◆ **Stated problem**
Transcribe the records below in full; pictures stay out of the copy.

◆ **Records provided**
§ §
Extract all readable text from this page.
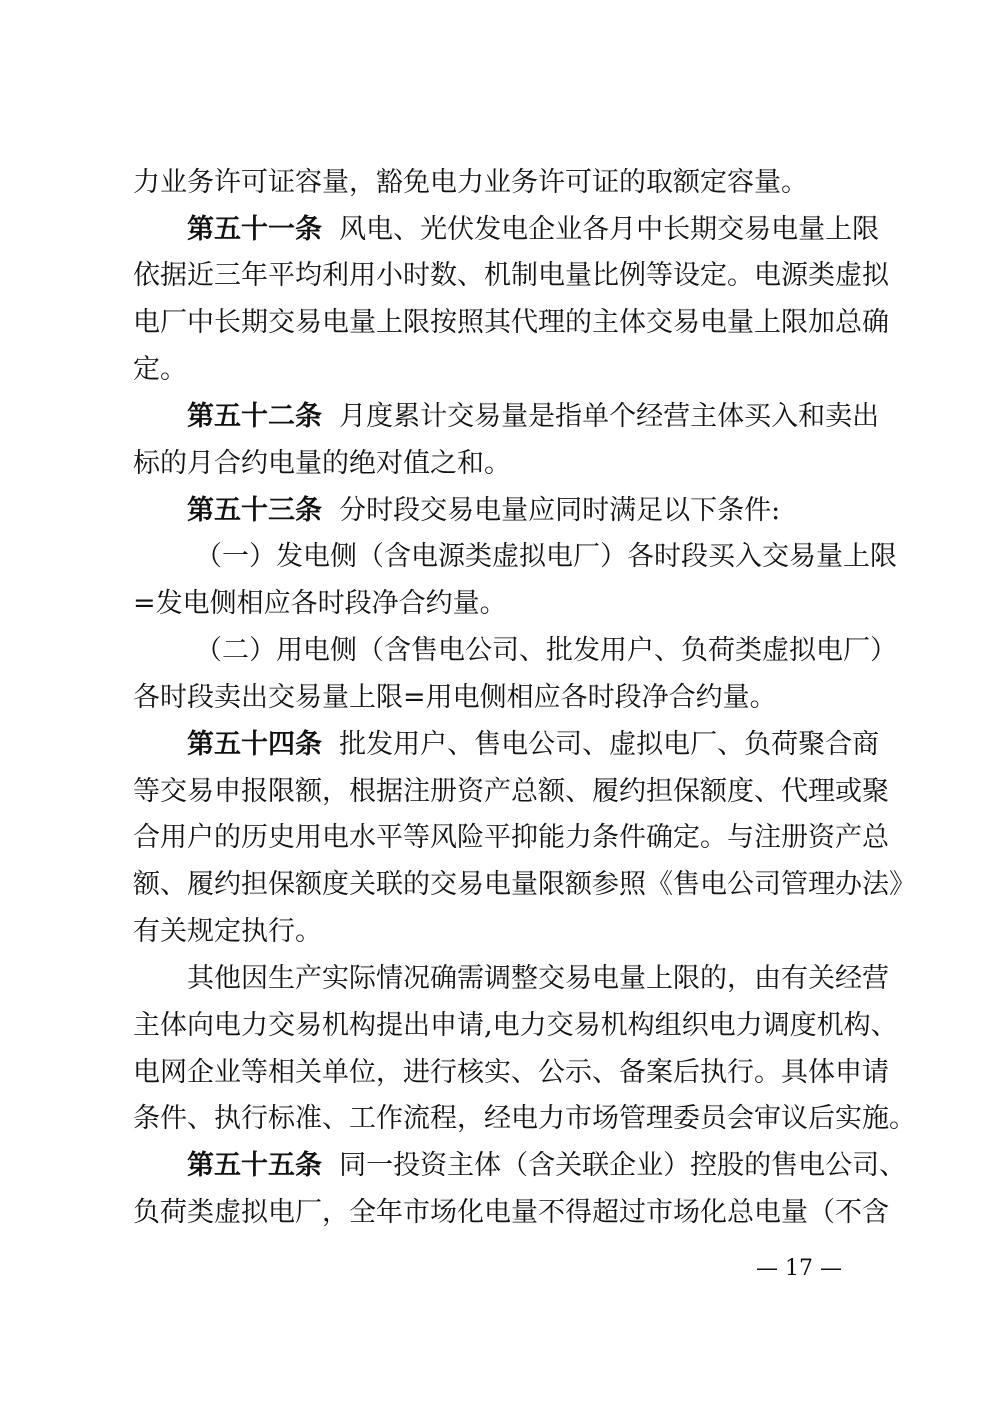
力业务许可证容量，豁免电力业务许可证的取额定容量。
第五十一条 风电、光伏发电企业各月中长期交易电量上限
依据近三年平均利用小时数、机制电量比例等设定。电源类虚拟
电厂中长期交易电量上限按照其代理的主体交易电量上限加总确
定。
第五十二条 月度累计交易量是指单个经营主体买入和卖出
标的月合约电量的绝对值之和。
第五十三条 分时段交易电量应同时满足以下条件:
（一）发电侧（含电源类虚拟电厂）各时段买入交易量上限
=发电侧相应各时段净合约量。
（二）用电侧（含售电公司、批发用户、负荷类虚拟电厂）
各时段卖出交易量上限=用电侧相应各时段净合约量。
第五十四条 批发用户、售电公司、虚拟电厂、负荷聚合商
等交易申报限额，根据注册资产总额、履约担保额度、代理或聚
合用户的历史用电水平等风险平抑能力条件确定。与注册资产总
额、履约担保额度关联的交易电量限额参照《售电公司管理办法》
有关规定执行。
其他因生产实际情况确需调整交易电量上限的，由有关经营
主体向电力交易机构提出申请,电力交易机构组织电力调度机构、
电网企业等相关单位，进行核实、公示、备案后执行。具体申请
条件、执行标准、工作流程，经电力市场管理委员会审议后实施。
第五十五条 同一投资主体（含关联企业）控股的售电公司、
负荷类虚拟电厂，全年市场化电量不得超过市场化总电量（不含
— 17 —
§ §
◆ **Written answer**
Extract all readable text from this page.
力业务许可证容量，豁免电力业务许可证的取额定容量。
第五十一条 风电、光伏发电企业各月中长期交易电量上限
依据近三年平均利用小时数、机制电量比例等设定。电源类虚拟
电厂中长期交易电量上限按照其代理的主体交易电量上限加总确
定。
第五十二条 月度累计交易量是指单个经营主体买入和卖出
标的月合约电量的绝对值之和。
第五十三条 分时段交易电量应同时满足以下条件:
（一）发电侧（含电源类虚拟电厂）各时段买入交易量上限
=发电侧相应各时段净合约量。
（二）用电侧（含售电公司、批发用户、负荷类虚拟电厂）
各时段卖出交易量上限=用电侧相应各时段净合约量。
第五十四条 批发用户、售电公司、虚拟电厂、负荷聚合商
等交易申报限额，根据注册资产总额、履约担保额度、代理或聚
合用户的历史用电水平等风险平抑能力条件确定。与注册资产总
额、履约担保额度关联的交易电量限额参照《售电公司管理办法》
有关规定执行。
其他因生产实际情况确需调整交易电量上限的，由有关经营
主体向电力交易机构提出申请,电力交易机构组织电力调度机构、
电网企业等相关单位，进行核实、公示、备案后执行。具体申请
条件、执行标准、工作流程，经电力市场管理委员会审议后实施。
第五十五条 同一投资主体（含关联企业）控股的售电公司、
负荷类虚拟电厂，全年市场化电量不得超过市场化总电量（不含
— 17 —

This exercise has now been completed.